__Listed entries__.
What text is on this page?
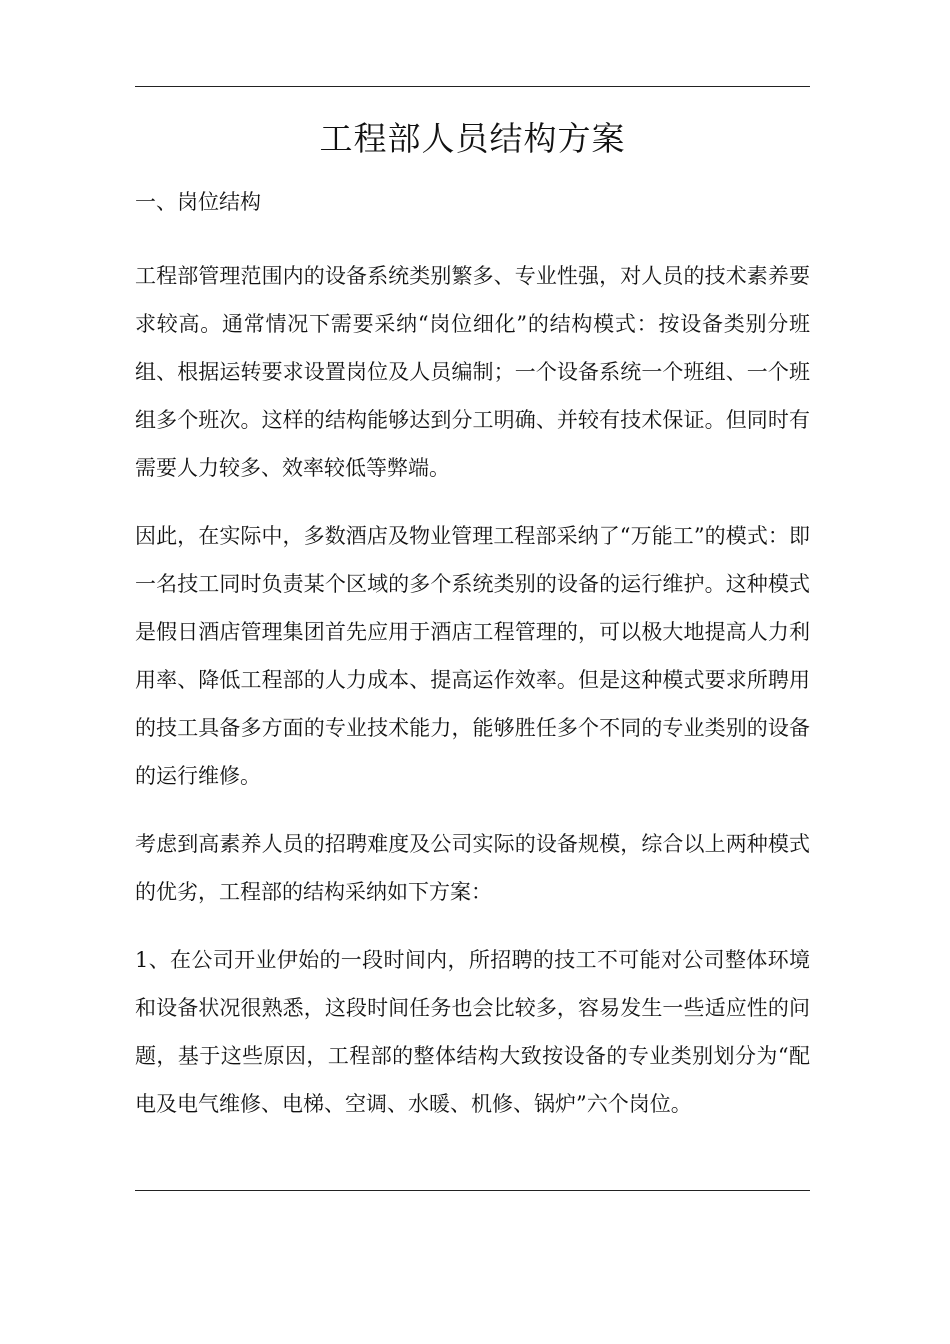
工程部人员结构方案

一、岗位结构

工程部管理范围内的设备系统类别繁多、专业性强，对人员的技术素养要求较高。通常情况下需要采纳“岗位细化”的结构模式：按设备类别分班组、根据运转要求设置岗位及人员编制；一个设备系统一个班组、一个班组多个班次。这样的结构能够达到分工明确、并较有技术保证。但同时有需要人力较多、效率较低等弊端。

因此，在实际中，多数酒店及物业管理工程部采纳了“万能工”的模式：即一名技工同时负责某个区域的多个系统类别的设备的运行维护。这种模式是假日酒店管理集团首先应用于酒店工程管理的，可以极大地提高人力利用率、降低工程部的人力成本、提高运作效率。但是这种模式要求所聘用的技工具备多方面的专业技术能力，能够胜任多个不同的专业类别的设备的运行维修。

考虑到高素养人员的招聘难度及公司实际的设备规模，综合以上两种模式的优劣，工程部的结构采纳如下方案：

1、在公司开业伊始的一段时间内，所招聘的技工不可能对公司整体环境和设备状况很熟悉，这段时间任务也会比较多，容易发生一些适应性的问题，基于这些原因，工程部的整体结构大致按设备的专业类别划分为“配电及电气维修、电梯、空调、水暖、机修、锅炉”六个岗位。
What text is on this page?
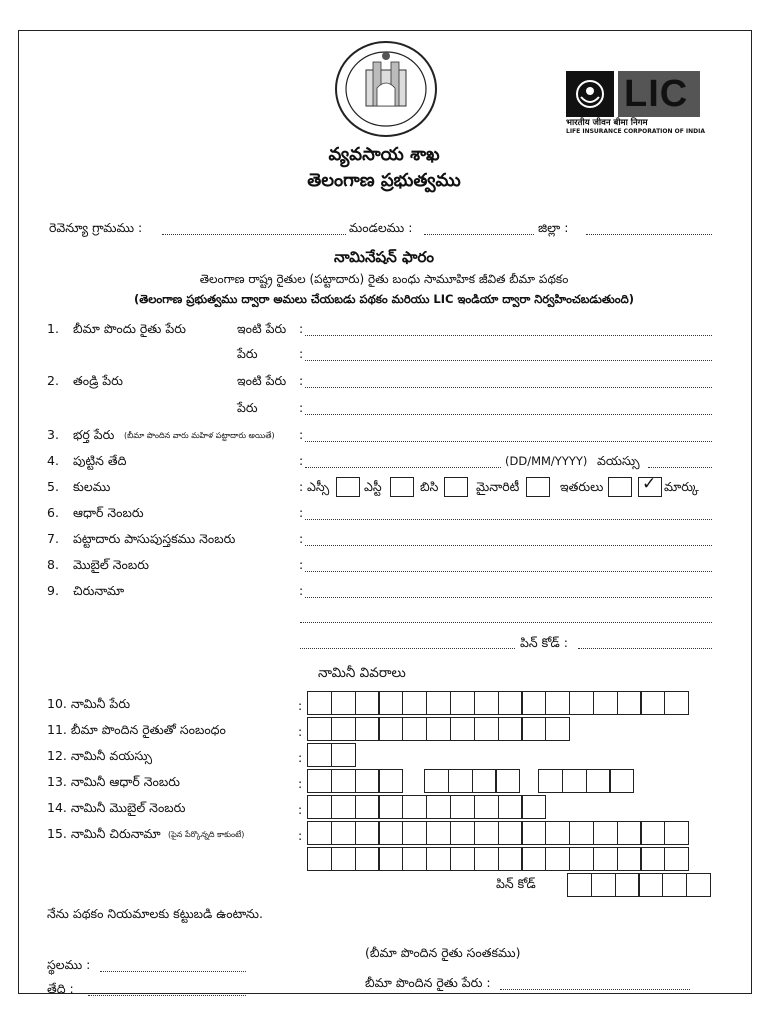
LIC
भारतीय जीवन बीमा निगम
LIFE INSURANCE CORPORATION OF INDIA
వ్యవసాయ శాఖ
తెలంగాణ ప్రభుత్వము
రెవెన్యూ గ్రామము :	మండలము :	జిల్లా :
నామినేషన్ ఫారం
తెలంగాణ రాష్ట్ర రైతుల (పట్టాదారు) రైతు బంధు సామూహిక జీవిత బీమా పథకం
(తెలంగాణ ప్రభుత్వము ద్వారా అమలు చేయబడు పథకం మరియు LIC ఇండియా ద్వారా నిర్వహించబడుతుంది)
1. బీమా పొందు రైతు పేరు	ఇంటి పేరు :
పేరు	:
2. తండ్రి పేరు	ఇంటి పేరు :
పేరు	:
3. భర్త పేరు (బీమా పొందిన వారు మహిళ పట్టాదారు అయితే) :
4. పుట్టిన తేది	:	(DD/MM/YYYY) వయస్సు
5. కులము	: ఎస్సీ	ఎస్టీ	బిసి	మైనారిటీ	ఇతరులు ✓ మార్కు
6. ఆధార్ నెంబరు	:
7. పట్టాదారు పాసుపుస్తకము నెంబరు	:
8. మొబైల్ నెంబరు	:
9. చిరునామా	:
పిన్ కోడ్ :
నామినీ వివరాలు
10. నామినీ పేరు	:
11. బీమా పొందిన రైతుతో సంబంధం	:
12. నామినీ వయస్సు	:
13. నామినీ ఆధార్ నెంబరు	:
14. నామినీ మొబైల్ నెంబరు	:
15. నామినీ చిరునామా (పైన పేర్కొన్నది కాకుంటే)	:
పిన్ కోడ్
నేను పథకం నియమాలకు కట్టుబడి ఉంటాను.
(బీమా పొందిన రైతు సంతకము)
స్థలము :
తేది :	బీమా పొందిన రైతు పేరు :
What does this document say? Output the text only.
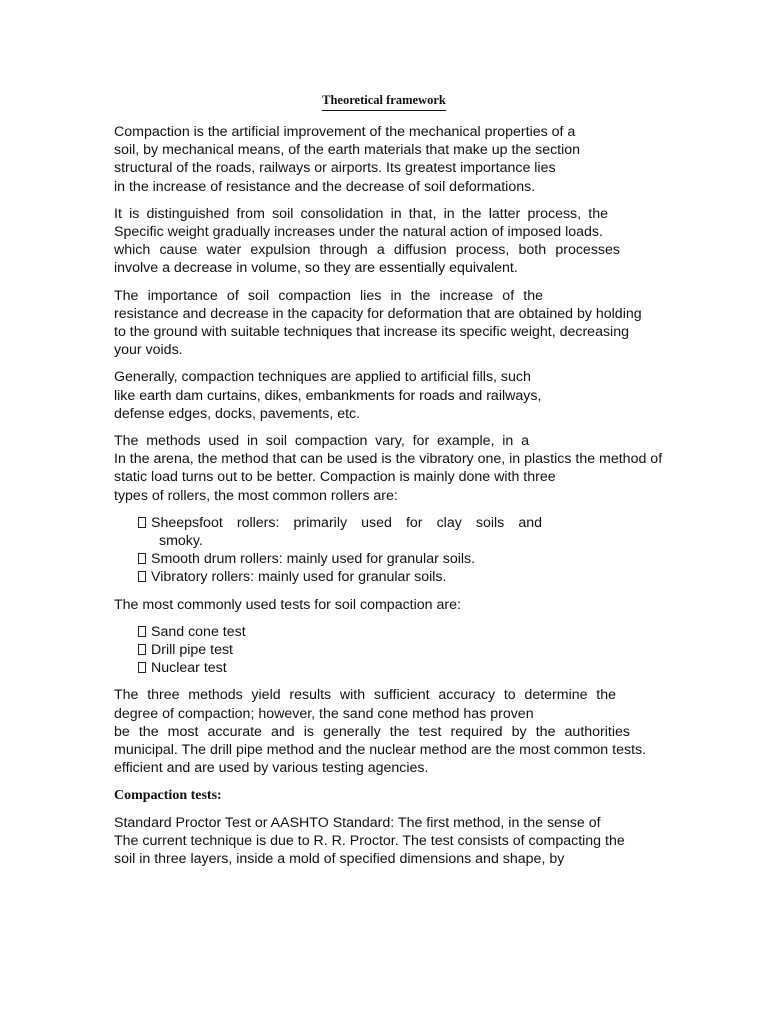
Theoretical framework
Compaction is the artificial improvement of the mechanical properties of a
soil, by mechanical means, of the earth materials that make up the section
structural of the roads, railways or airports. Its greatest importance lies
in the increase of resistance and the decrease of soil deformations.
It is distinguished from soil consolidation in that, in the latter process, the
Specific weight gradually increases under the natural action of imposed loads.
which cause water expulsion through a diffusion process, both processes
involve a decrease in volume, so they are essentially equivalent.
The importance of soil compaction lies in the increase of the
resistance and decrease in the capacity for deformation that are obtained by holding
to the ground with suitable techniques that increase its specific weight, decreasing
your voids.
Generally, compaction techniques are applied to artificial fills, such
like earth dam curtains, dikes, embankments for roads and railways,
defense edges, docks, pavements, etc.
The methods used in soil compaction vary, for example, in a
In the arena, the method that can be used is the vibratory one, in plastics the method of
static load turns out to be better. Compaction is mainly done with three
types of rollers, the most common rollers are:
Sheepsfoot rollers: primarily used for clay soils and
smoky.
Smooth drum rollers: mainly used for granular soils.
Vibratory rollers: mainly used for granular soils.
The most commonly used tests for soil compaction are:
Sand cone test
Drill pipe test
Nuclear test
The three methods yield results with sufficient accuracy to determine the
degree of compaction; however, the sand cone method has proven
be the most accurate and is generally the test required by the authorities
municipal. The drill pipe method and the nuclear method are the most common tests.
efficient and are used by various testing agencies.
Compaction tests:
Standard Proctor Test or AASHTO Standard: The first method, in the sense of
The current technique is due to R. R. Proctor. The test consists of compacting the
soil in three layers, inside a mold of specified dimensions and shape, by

...

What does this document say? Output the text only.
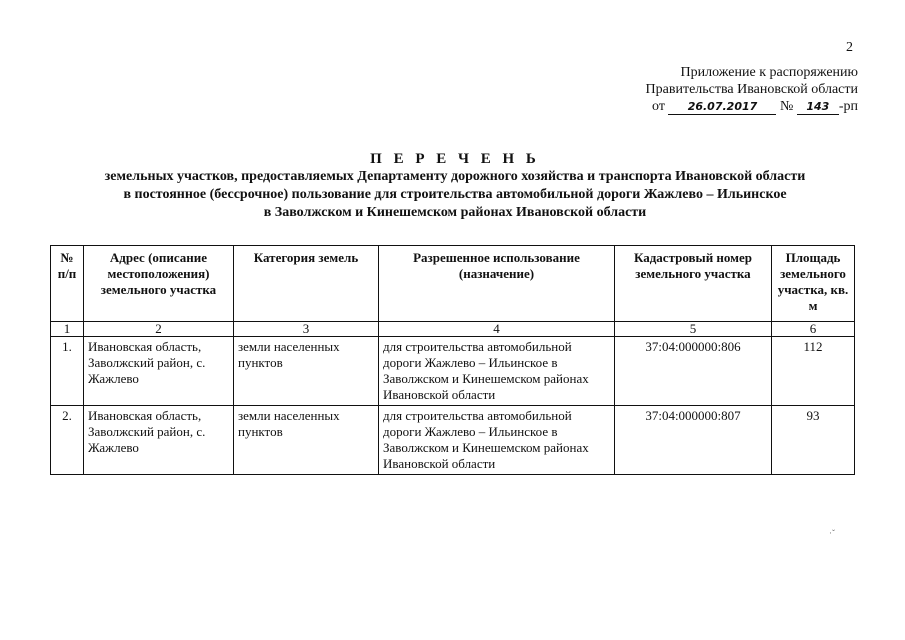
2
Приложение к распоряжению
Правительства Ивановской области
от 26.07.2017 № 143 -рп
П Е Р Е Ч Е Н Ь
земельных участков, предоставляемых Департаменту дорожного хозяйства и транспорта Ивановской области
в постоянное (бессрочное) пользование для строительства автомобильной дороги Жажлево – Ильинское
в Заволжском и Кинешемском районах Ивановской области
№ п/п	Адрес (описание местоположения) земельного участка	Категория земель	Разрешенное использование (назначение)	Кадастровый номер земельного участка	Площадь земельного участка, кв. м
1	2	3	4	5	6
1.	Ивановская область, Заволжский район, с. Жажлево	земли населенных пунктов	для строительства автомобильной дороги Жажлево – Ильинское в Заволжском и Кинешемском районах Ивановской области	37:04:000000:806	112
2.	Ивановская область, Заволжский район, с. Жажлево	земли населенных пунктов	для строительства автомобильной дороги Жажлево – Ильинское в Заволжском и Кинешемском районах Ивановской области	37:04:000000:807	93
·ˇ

...

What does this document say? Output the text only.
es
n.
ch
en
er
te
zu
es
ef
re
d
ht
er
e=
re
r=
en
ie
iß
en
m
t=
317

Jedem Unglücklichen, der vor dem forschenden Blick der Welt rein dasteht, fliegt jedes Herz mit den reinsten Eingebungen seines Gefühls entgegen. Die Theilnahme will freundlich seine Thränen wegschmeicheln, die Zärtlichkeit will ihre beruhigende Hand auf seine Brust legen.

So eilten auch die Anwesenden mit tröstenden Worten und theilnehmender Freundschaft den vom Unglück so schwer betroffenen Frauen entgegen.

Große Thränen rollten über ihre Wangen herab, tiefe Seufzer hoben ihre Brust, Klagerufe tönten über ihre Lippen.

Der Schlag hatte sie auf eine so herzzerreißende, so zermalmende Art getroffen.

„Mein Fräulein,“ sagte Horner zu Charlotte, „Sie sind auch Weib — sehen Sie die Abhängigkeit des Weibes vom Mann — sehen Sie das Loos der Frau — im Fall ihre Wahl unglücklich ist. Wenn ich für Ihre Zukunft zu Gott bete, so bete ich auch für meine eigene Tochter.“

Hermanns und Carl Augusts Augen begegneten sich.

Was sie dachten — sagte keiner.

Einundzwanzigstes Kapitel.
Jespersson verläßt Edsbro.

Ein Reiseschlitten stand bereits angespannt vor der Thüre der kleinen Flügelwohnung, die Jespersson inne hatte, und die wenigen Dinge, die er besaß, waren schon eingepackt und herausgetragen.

__Given instruction__. Tally up the lines holding the string "lies" in this listing, and report the total alone.

__Complete answer__. 2